Goal of the exercise:
List each line in which the string "Социальные" appears.

══ Rows

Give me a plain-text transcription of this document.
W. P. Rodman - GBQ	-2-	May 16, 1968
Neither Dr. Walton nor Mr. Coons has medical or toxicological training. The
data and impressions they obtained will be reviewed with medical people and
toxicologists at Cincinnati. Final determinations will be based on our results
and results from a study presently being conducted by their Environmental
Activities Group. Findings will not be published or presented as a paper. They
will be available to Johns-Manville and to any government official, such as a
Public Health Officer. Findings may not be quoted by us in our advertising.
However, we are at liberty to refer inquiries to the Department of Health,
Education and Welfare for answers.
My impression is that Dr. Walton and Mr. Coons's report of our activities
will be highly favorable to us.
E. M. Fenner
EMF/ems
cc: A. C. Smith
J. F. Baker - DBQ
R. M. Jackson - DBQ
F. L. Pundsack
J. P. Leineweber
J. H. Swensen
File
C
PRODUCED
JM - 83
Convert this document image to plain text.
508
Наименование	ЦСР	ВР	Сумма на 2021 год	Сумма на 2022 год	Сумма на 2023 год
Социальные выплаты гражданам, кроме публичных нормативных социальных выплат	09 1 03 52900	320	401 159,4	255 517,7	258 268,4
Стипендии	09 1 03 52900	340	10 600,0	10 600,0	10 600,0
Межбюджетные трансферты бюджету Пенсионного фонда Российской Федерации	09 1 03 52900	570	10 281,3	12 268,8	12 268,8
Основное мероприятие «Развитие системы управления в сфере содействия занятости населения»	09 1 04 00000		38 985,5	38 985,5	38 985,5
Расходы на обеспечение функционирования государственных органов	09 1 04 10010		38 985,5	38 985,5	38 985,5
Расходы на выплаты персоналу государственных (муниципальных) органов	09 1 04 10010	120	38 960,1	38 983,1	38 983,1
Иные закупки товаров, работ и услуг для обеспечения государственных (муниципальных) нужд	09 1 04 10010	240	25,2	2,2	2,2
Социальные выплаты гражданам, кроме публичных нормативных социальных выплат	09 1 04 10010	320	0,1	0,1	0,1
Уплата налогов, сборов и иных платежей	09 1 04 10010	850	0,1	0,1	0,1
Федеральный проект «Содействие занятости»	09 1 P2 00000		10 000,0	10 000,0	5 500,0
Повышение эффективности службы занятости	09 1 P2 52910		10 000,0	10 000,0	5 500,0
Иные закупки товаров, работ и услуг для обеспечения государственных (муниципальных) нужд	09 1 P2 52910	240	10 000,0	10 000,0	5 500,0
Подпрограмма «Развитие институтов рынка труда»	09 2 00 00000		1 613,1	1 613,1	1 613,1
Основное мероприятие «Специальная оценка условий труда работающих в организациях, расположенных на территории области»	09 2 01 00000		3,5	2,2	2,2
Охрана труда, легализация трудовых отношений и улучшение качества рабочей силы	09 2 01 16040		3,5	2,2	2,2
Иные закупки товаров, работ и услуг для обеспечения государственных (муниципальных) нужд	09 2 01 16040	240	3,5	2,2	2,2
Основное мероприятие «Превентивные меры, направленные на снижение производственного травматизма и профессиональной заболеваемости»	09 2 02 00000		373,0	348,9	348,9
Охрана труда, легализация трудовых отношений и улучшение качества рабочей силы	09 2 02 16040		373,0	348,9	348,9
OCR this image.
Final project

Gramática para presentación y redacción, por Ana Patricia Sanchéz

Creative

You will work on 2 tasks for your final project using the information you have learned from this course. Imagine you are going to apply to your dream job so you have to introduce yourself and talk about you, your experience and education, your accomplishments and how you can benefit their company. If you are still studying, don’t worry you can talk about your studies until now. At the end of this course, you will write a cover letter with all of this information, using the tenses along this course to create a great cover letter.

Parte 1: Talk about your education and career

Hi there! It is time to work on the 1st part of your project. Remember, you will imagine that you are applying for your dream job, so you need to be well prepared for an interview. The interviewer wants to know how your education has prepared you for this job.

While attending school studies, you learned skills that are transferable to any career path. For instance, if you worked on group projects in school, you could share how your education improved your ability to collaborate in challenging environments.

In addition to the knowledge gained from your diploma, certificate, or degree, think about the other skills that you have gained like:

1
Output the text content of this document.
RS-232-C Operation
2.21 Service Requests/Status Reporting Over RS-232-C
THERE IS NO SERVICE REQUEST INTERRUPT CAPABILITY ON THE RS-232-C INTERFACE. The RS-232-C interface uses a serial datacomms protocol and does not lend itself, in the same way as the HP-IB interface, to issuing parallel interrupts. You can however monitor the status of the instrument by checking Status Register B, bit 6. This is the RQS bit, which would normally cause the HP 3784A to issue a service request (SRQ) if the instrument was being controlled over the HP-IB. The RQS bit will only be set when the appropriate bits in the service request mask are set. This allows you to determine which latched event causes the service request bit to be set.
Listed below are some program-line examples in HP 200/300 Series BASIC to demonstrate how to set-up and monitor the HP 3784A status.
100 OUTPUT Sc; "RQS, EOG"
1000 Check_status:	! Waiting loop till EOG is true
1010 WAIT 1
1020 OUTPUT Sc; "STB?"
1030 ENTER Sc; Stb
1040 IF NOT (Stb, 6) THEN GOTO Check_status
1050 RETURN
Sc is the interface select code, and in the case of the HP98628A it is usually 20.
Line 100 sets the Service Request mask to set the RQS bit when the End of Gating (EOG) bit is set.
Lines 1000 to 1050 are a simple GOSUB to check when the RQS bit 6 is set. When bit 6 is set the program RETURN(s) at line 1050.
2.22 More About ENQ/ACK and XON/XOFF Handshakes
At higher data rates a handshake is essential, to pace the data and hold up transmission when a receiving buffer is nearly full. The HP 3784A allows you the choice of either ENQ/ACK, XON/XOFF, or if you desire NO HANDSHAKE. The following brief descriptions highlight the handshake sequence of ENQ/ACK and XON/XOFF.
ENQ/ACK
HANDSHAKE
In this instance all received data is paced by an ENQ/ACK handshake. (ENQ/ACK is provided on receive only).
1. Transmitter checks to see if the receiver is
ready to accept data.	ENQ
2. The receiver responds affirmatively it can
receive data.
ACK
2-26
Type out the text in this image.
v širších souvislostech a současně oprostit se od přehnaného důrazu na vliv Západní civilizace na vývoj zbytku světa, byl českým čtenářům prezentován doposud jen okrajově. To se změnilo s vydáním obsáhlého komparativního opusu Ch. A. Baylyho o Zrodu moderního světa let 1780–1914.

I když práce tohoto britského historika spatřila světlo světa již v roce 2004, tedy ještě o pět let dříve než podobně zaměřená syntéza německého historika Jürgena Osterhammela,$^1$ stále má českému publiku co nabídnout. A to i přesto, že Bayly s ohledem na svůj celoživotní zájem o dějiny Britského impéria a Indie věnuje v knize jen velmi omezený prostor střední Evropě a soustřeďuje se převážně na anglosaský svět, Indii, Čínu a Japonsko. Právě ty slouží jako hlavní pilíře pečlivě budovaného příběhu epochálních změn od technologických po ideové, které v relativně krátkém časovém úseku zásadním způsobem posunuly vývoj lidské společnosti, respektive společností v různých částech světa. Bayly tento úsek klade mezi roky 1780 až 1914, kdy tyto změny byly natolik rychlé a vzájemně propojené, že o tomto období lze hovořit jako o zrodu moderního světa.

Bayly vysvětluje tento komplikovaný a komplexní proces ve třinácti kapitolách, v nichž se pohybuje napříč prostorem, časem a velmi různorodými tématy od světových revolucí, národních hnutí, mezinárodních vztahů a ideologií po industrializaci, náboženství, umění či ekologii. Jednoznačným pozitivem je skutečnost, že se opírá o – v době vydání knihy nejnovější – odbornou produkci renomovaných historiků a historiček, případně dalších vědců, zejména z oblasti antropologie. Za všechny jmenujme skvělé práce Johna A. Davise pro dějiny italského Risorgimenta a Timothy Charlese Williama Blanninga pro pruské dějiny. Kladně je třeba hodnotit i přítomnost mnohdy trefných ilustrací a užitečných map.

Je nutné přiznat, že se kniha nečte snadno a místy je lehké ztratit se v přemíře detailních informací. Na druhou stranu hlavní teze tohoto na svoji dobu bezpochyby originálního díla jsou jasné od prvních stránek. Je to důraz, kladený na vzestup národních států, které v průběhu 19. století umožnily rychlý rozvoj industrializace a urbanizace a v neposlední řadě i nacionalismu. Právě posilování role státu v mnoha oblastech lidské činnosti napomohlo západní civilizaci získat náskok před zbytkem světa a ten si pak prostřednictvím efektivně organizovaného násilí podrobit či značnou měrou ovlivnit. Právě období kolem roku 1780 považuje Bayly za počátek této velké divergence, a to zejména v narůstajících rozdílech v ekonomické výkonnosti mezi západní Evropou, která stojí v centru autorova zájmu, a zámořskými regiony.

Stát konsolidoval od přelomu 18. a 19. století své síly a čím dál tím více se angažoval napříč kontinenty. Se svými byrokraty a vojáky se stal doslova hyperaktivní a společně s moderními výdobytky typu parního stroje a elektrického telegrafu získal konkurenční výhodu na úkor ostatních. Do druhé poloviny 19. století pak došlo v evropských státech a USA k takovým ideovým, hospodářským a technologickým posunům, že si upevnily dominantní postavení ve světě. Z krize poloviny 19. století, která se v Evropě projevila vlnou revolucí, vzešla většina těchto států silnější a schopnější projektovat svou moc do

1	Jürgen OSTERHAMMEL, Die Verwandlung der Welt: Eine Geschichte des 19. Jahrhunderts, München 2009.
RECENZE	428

════

Answer to the task:
Социальные выплаты гражданам, кроме публичных нормативных социальных выплат	09 1 03 52900	320	401 159,4	255 517,7	258 268,4
Социальные выплаты гражданам, кроме публичных нормативных социальных выплат	09 1 04 10010	320	0,1	0,1	0,1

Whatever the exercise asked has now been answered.